SUPPLIED ENTRIES:

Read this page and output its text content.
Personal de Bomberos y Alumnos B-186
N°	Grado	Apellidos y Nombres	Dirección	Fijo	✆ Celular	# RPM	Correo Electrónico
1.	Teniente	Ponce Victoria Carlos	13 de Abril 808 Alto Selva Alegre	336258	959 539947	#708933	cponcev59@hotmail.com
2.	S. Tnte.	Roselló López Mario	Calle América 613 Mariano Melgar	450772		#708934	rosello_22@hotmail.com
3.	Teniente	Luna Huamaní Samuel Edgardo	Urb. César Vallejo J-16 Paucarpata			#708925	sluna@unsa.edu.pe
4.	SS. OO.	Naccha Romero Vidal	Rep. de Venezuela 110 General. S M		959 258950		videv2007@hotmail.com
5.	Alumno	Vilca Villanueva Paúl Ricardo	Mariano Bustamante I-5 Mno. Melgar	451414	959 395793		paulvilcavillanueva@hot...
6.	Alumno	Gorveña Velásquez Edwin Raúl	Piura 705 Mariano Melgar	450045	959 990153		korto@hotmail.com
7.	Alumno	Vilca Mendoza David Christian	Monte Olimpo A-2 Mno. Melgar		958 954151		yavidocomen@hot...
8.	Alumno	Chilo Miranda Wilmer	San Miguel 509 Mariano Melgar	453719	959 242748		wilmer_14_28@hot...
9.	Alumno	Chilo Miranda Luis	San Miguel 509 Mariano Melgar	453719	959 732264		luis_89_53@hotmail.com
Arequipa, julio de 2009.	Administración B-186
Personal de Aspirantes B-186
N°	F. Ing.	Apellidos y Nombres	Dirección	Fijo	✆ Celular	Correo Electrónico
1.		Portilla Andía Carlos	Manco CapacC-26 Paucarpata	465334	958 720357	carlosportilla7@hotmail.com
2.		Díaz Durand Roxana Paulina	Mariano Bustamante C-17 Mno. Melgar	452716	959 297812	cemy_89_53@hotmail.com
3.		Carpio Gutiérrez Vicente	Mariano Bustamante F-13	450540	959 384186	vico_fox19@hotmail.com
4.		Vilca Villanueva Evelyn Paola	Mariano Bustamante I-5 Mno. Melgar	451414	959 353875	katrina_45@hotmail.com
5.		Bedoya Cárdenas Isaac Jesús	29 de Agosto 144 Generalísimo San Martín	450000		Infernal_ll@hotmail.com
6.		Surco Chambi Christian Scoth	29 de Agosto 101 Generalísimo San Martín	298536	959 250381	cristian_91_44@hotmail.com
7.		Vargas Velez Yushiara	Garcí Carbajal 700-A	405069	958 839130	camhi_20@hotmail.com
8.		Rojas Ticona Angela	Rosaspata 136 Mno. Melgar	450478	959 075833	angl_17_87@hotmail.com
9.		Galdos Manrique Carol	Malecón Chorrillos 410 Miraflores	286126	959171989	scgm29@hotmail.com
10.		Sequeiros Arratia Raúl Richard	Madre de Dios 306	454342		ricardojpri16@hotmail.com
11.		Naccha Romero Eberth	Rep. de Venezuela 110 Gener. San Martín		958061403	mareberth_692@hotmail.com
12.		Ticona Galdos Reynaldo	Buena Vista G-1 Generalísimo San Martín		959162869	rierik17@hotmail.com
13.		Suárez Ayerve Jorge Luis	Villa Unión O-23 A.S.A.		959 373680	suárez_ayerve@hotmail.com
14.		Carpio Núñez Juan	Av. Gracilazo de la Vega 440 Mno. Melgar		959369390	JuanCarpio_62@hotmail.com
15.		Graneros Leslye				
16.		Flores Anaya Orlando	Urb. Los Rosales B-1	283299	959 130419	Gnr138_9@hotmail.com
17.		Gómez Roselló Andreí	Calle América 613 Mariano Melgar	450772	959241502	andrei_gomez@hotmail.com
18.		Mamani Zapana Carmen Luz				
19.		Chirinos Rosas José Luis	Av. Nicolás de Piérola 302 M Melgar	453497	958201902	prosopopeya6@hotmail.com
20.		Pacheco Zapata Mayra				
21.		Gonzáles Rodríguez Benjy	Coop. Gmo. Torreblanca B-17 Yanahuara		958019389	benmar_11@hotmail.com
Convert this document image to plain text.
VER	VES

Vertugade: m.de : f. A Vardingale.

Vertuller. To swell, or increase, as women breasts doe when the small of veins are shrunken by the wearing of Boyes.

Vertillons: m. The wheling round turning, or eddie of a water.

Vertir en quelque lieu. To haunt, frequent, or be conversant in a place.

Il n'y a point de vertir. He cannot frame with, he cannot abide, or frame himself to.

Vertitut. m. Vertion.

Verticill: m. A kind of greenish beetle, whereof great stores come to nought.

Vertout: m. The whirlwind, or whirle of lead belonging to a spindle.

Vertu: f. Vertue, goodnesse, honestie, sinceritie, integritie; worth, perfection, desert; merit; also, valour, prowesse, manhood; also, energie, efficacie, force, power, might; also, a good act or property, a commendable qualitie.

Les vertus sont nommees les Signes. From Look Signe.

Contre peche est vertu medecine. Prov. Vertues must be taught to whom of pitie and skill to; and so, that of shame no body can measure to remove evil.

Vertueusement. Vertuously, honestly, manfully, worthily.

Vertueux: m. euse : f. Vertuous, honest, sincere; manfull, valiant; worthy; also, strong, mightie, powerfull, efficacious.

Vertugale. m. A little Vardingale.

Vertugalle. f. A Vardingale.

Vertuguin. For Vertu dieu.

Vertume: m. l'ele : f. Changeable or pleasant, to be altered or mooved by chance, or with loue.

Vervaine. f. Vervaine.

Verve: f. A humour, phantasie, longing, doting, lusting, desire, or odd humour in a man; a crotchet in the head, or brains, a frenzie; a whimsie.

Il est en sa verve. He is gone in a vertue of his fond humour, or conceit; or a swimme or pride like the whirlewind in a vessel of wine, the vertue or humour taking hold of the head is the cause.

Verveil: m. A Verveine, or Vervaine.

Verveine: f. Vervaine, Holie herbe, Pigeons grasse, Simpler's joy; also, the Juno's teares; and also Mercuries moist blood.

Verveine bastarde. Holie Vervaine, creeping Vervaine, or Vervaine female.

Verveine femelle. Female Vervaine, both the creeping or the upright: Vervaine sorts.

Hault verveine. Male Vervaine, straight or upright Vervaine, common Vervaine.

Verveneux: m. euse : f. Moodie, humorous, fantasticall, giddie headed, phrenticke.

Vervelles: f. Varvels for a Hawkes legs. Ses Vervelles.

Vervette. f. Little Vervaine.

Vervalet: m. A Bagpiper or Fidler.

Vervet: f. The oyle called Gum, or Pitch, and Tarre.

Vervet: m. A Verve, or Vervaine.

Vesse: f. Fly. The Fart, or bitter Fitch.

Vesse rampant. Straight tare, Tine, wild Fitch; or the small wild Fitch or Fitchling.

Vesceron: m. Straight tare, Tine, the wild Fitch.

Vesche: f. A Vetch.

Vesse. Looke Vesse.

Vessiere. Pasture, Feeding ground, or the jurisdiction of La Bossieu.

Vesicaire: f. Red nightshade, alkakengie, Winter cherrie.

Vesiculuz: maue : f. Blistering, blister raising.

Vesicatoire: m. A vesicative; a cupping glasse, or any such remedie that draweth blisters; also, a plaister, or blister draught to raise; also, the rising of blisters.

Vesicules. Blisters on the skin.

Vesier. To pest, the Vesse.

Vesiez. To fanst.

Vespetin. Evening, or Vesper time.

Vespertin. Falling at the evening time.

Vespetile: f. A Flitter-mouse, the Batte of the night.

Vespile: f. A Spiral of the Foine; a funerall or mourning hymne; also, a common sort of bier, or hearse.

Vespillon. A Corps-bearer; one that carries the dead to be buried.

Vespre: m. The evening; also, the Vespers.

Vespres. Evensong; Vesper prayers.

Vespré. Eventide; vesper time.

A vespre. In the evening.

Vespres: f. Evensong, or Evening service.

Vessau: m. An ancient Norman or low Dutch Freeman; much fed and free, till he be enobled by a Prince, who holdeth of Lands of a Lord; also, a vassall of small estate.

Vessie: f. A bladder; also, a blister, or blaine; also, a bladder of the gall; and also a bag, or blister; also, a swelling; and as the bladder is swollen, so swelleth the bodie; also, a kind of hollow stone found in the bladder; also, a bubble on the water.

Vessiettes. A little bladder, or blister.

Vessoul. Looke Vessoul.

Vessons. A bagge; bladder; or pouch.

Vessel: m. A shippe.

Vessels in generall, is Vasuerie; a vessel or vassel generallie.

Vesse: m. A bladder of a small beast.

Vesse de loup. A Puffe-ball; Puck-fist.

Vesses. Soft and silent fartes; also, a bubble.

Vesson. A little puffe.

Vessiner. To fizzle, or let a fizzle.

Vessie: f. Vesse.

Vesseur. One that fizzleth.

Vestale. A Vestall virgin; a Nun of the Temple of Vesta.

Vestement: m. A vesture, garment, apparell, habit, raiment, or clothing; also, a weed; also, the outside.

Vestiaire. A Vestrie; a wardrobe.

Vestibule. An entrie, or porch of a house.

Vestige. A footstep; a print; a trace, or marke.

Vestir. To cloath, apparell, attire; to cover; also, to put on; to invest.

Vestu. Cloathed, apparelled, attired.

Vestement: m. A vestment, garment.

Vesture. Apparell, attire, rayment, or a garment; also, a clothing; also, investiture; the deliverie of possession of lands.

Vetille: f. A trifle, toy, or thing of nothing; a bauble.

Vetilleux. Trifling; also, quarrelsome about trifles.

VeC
--
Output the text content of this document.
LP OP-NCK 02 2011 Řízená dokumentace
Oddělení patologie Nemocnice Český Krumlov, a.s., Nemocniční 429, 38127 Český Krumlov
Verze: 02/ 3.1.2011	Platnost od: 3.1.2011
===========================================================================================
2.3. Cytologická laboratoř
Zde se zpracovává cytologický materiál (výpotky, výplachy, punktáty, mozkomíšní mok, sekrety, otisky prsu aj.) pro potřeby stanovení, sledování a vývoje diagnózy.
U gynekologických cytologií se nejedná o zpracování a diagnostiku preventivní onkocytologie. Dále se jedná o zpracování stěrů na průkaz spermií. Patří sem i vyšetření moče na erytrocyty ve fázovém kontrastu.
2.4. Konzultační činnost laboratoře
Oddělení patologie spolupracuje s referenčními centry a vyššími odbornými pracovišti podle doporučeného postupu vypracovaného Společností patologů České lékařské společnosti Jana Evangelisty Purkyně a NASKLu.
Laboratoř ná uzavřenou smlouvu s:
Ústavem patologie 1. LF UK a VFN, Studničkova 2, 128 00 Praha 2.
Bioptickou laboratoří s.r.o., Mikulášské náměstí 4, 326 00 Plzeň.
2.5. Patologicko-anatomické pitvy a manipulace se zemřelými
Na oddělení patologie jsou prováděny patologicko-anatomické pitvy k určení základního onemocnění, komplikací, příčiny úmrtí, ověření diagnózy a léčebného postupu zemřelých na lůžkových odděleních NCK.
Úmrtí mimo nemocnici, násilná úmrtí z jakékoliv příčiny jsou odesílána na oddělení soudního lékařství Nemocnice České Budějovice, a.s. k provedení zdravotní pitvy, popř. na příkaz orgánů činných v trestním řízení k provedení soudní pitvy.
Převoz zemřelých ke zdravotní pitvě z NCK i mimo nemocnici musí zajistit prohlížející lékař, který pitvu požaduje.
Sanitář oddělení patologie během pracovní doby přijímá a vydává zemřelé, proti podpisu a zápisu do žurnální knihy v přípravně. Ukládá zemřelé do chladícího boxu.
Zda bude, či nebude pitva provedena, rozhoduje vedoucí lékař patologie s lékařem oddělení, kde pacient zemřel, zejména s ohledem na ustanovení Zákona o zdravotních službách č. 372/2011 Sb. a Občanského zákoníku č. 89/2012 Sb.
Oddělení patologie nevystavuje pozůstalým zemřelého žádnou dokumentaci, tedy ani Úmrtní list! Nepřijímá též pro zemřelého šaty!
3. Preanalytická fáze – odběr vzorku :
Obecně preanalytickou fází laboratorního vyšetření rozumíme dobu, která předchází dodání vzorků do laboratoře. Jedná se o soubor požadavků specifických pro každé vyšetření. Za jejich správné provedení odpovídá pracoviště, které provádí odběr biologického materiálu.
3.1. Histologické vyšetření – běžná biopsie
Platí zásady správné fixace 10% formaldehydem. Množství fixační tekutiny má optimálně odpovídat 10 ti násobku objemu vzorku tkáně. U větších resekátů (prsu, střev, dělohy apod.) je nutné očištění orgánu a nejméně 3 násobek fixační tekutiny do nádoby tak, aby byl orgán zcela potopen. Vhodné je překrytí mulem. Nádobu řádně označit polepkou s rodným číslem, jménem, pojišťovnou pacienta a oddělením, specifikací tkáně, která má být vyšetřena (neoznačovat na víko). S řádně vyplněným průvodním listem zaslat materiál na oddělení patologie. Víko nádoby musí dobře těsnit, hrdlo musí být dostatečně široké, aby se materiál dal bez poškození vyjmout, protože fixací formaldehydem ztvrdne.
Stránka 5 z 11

TASK STATEMENT:
Determine how many lines of the data contain the word "garment", and reply with that number only.

ANSWER TO THE EXERCISE:
3